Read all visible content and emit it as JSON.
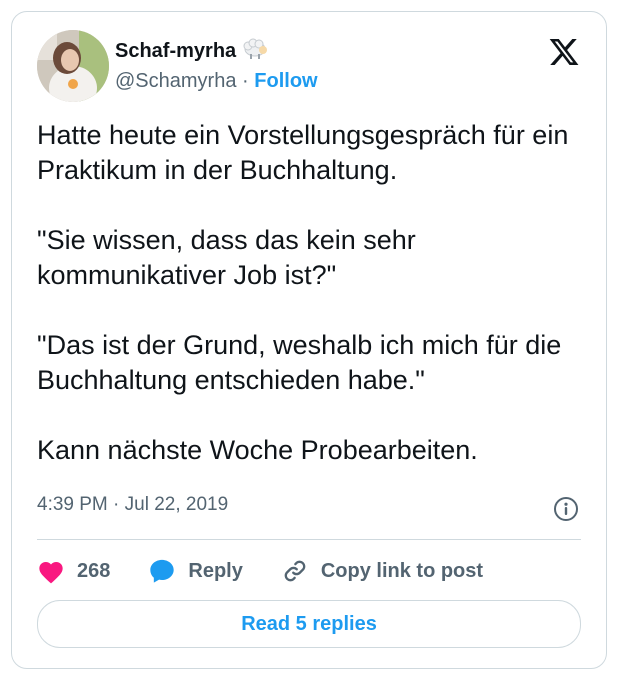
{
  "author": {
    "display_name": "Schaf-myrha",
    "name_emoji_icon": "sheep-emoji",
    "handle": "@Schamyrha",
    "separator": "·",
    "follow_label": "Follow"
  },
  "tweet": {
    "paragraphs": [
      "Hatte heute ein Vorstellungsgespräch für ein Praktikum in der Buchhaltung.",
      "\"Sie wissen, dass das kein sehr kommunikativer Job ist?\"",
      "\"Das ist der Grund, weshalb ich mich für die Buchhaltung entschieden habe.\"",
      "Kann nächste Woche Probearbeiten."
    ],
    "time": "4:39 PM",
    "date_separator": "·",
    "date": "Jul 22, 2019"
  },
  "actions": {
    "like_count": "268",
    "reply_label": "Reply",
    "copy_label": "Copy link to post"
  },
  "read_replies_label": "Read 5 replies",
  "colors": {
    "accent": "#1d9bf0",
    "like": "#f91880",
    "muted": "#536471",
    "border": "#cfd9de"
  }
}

DIRECTIONS FOR THIS TASK: Provide only the number of lines in the entries that hold the word "Buchhaltung".

FULL RESPONSE: 2